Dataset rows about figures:
+ + + + + + +

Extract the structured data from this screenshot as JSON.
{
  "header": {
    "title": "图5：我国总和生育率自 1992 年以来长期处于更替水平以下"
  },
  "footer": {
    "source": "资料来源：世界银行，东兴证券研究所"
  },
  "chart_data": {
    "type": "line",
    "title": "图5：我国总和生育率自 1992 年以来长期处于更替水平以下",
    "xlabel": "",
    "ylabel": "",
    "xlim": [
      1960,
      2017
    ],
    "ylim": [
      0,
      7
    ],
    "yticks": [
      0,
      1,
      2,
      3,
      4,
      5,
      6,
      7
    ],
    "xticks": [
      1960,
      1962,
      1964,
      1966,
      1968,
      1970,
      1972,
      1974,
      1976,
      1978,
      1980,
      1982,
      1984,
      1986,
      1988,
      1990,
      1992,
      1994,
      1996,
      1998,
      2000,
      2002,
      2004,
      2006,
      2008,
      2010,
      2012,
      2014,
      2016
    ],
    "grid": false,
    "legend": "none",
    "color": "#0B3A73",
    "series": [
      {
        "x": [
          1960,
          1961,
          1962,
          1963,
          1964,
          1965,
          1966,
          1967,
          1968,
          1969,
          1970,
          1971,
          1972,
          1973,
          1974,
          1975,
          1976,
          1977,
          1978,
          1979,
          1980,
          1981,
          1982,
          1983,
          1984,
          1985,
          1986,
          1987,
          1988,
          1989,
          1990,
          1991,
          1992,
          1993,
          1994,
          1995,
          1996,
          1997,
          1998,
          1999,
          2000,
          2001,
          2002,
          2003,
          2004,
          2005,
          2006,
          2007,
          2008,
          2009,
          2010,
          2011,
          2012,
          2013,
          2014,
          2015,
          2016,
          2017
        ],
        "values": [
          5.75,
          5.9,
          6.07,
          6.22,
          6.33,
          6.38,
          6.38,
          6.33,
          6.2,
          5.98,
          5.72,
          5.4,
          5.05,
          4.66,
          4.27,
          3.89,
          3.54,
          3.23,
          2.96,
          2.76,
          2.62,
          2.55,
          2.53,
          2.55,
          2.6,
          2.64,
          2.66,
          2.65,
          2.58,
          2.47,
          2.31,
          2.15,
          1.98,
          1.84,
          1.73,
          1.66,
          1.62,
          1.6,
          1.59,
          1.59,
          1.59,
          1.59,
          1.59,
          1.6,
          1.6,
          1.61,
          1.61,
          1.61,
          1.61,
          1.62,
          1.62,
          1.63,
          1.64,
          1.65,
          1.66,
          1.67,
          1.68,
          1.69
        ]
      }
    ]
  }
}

+ + + + + + +

_TASK OBJECTIVE:_ The lines above should be duplicated exactly.

_SOLVED EXERCISE:_
Extract the structured data from this screenshot as JSON.
{
  "header": {
    "title": "图5：我国总和生育率自 1992 年以来长期处于更替水平以下"
  },
  "footer": {
    "source": "资料来源：世界银行，东兴证券研究所"
  },
  "chart_data": {
    "type": "line",
    "title": "图5：我国总和生育率自 1992 年以来长期处于更替水平以下",
    "xlabel": "",
    "ylabel": "",
    "xlim": [
      1960,
      2017
    ],
    "ylim": [
      0,
      7
    ],
    "yticks": [
      0,
      1,
      2,
      3,
      4,
      5,
      6,
      7
    ],
    "xticks": [
      1960,
      1962,
      1964,
      1966,
      1968,
      1970,
      1972,
      1974,
      1976,
      1978,
      1980,
      1982,
      1984,
      1986,
      1988,
      1990,
      1992,
      1994,
      1996,
      1998,
      2000,
      2002,
      2004,
      2006,
      2008,
      2010,
      2012,
      2014,
      2016
    ],
    "grid": false,
    "legend": "none",
    "color": "#0B3A73",
    "series": [
      {
        "x": [
          1960,
          1961,
          1962,
          1963,
          1964,
          1965,
          1966,
          1967,
          1968,
          1969,
          1970,
          1971,
          1972,
          1973,
          1974,
          1975,
          1976,
          1977,
          1978,
          1979,
          1980,
          1981,
          1982,
          1983,
          1984,
          1985,
          1986,
          1987,
          1988,
          1989,
          1990,
          1991,
          1992,
          1993,
          1994,
          1995,
          1996,
          1997,
          1998,
          1999,
          2000,
          2001,
          2002,
          2003,
          2004,
          2005,
          2006,
          2007,
          2008,
          2009,
          2010,
          2011,
          2012,
          2013,
          2014,
          2015,
          2016,
          2017
        ],
        "values": [
          5.75,
          5.9,
          6.07,
          6.22,
          6.33,
          6.38,
          6.38,
          6.33,
          6.2,
          5.98,
          5.72,
          5.4,
          5.05,
          4.66,
          4.27,
          3.89,
          3.54,
          3.23,
          2.96,
          2.76,
          2.62,
          2.55,
          2.53,
          2.55,
          2.6,
          2.64,
          2.66,
          2.65,
          2.58,
          2.47,
          2.31,
          2.15,
          1.98,
          1.84,
          1.73,
          1.66,
          1.62,
          1.6,
          1.59,
          1.59,
          1.59,
          1.59,
          1.59,
          1.6,
          1.6,
          1.61,
          1.61,
          1.61,
          1.61,
          1.62,
          1.62,
          1.63,
          1.64,
          1.65,
          1.66,
          1.67,
          1.68,
          1.69
        ]
      }
    ]
  }
}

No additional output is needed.